Recorded data
** Begin **
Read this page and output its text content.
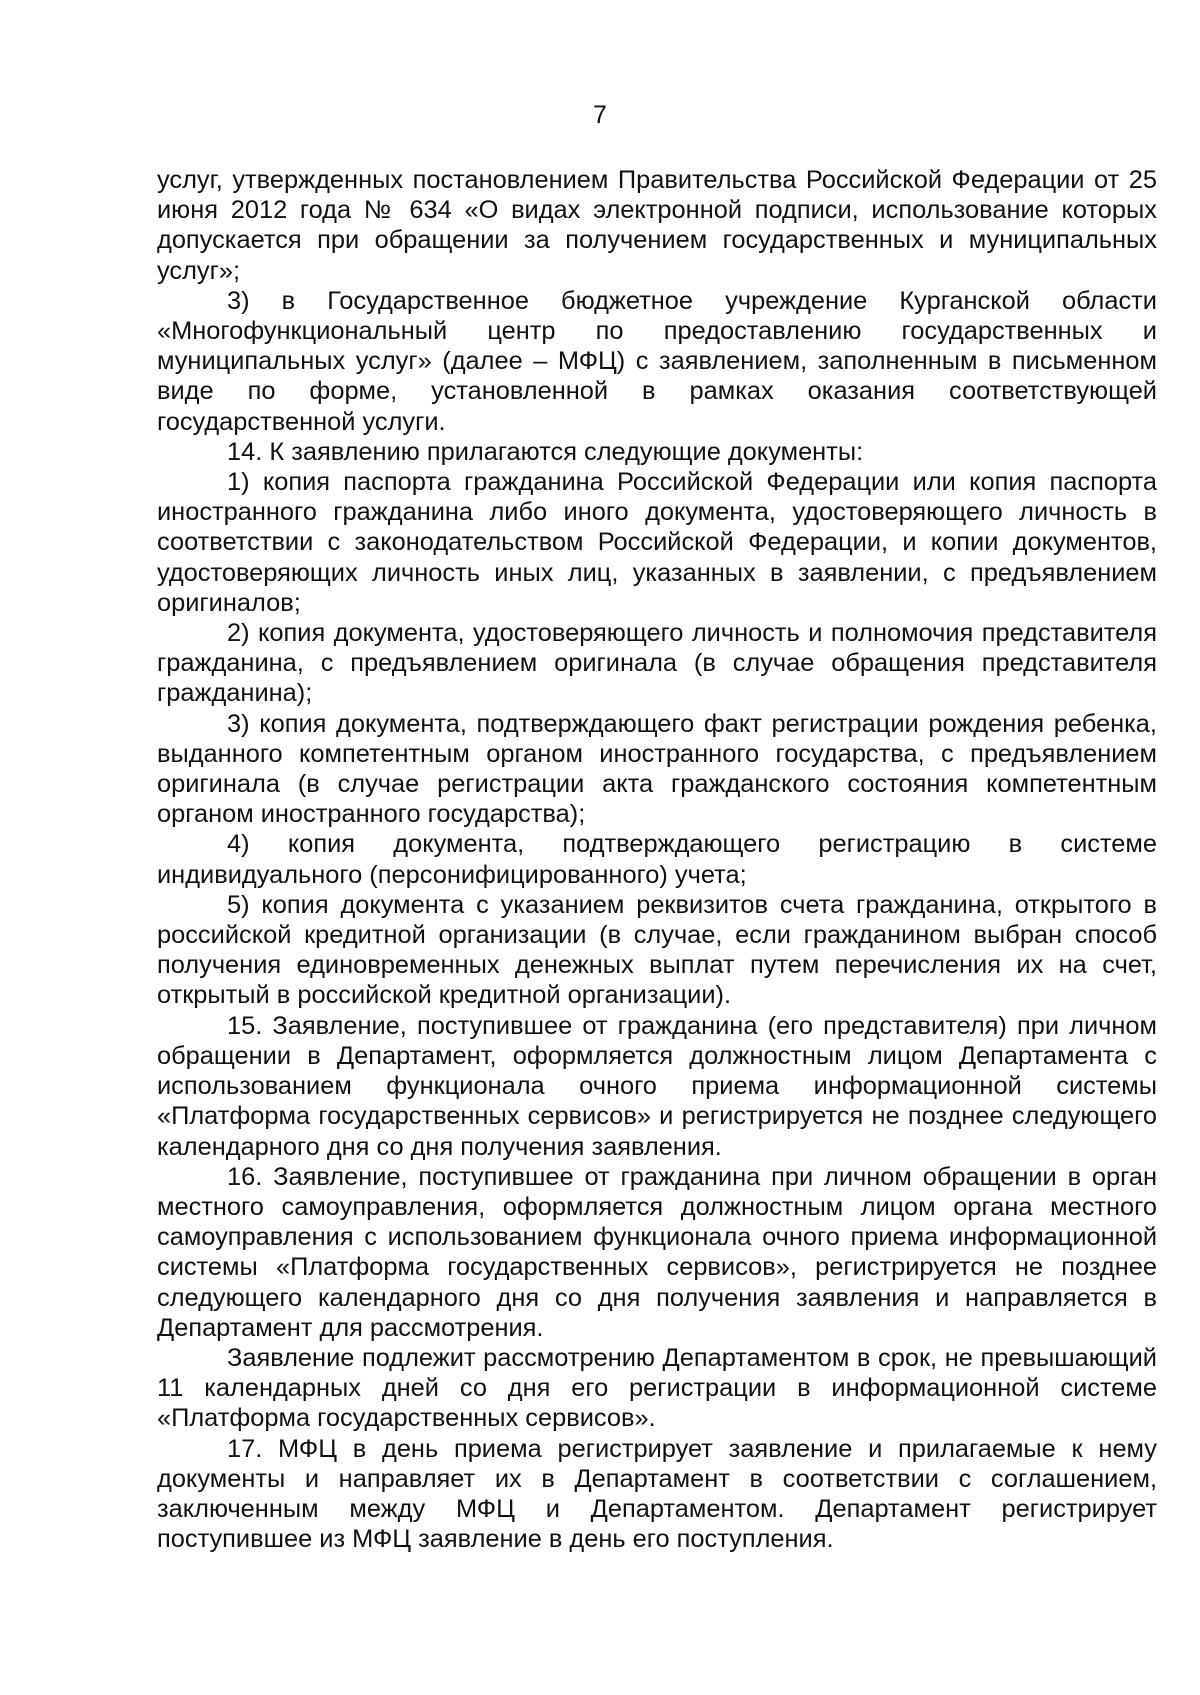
7

услуг, утвержденных постановлением Правительства Российской Федерации от 25 июня 2012 года № 634 «О видах электронной подписи, использование которых допускается при обращении за получением государственных и муниципальных услуг»;

3) в Государственное бюджетное учреждение Курганской области «Многофункциональный центр по предоставлению государственных и муниципальных услуг» (далее – МФЦ) с заявлением, заполненным в письменном виде по форме, установленной в рамках оказания соответствующей государственной услуги.

14. К заявлению прилагаются следующие документы:

1) копия паспорта гражданина Российской Федерации или копия паспорта иностранного гражданина либо иного документа, удостоверяющего личность в соответствии с законодательством Российской Федерации, и копии документов, удостоверяющих личность иных лиц, указанных в заявлении, с предъявлением оригиналов;

2) копия документа, удостоверяющего личность и полномочия представителя гражданина, с предъявлением оригинала (в случае обращения представителя гражданина);

3) копия документа, подтверждающего факт регистрации рождения ребенка, выданного компетентным органом иностранного государства, с предъявлением оригинала (в случае регистрации акта гражданского состояния компетентным органом иностранного государства);

4) копия документа, подтверждающего регистрацию в системе индивидуального (персонифицированного) учета;

5) копия документа с указанием реквизитов счета гражданина, открытого в российской кредитной организации (в случае, если гражданином выбран способ получения единовременных денежных выплат путем перечисления их на счет, открытый в российской кредитной организации).

15. Заявление, поступившее от гражданина (его представителя) при личном обращении в Департамент, оформляется должностным лицом Департамента с использованием функционала очного приема информационной системы «Платформа государственных сервисов» и регистрируется не позднее следующего календарного дня со дня получения заявления.

16. Заявление, поступившее от гражданина при личном обращении в орган местного самоуправления, оформляется должностным лицом органа местного самоуправления с использованием функционала очного приема информационной системы «Платформа государственных сервисов», регистрируется не позднее следующего календарного дня со дня получения заявления и направляется в Департамент для рассмотрения.

Заявление подлежит рассмотрению Департаментом в срок, не превышающий 11 календарных дней со дня его регистрации в информационной системе «Платформа государственных сервисов».

17. МФЦ в день приема регистрирует заявление и прилагаемые к нему документы и направляет их в Департамент в соответствии с соглашением, заключенным между МФЦ и Департаментом. Департамент регистрирует поступившее из МФЦ заявление в день его поступления.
** End **
YOUR GOAL >>
Reproduce the listing exactly. Leave its pictures out.

THE ANSWER >>
Read this page and output its text content.
7

услуг, утвержденных постановлением Правительства Российской Федерации от 25 июня 2012 года № 634 «О видах электронной подписи, использование которых допускается при обращении за получением государственных и муниципальных услуг»;

3) в Государственное бюджетное учреждение Курганской области «Многофункциональный центр по предоставлению государственных и муниципальных услуг» (далее – МФЦ) с заявлением, заполненным в письменном виде по форме, установленной в рамках оказания соответствующей государственной услуги.

14. К заявлению прилагаются следующие документы:

1) копия паспорта гражданина Российской Федерации или копия паспорта иностранного гражданина либо иного документа, удостоверяющего личность в соответствии с законодательством Российской Федерации, и копии документов, удостоверяющих личность иных лиц, указанных в заявлении, с предъявлением оригиналов;

2) копия документа, удостоверяющего личность и полномочия представителя гражданина, с предъявлением оригинала (в случае обращения представителя гражданина);

3) копия документа, подтверждающего факт регистрации рождения ребенка, выданного компетентным органом иностранного государства, с предъявлением оригинала (в случае регистрации акта гражданского состояния компетентным органом иностранного государства);

4) копия документа, подтверждающего регистрацию в системе индивидуального (персонифицированного) учета;

5) копия документа с указанием реквизитов счета гражданина, открытого в российской кредитной организации (в случае, если гражданином выбран способ получения единовременных денежных выплат путем перечисления их на счет, открытый в российской кредитной организации).

15. Заявление, поступившее от гражданина (его представителя) при личном обращении в Департамент, оформляется должностным лицом Департамента с использованием функционала очного приема информационной системы «Платформа государственных сервисов» и регистрируется не позднее следующего календарного дня со дня получения заявления.

16. Заявление, поступившее от гражданина при личном обращении в орган местного самоуправления, оформляется должностным лицом органа местного самоуправления с использованием функционала очного приема информационной системы «Платформа государственных сервисов», регистрируется не позднее следующего календарного дня со дня получения заявления и направляется в Департамент для рассмотрения.

Заявление подлежит рассмотрению Департаментом в срок, не превышающий 11 календарных дней со дня его регистрации в информационной системе «Платформа государственных сервисов».

17. МФЦ в день приема регистрирует заявление и прилагаемые к нему документы и направляет их в Департамент в соответствии с соглашением, заключенным между МФЦ и Департаментом. Департамент регистрирует поступившее из МФЦ заявление в день его поступления.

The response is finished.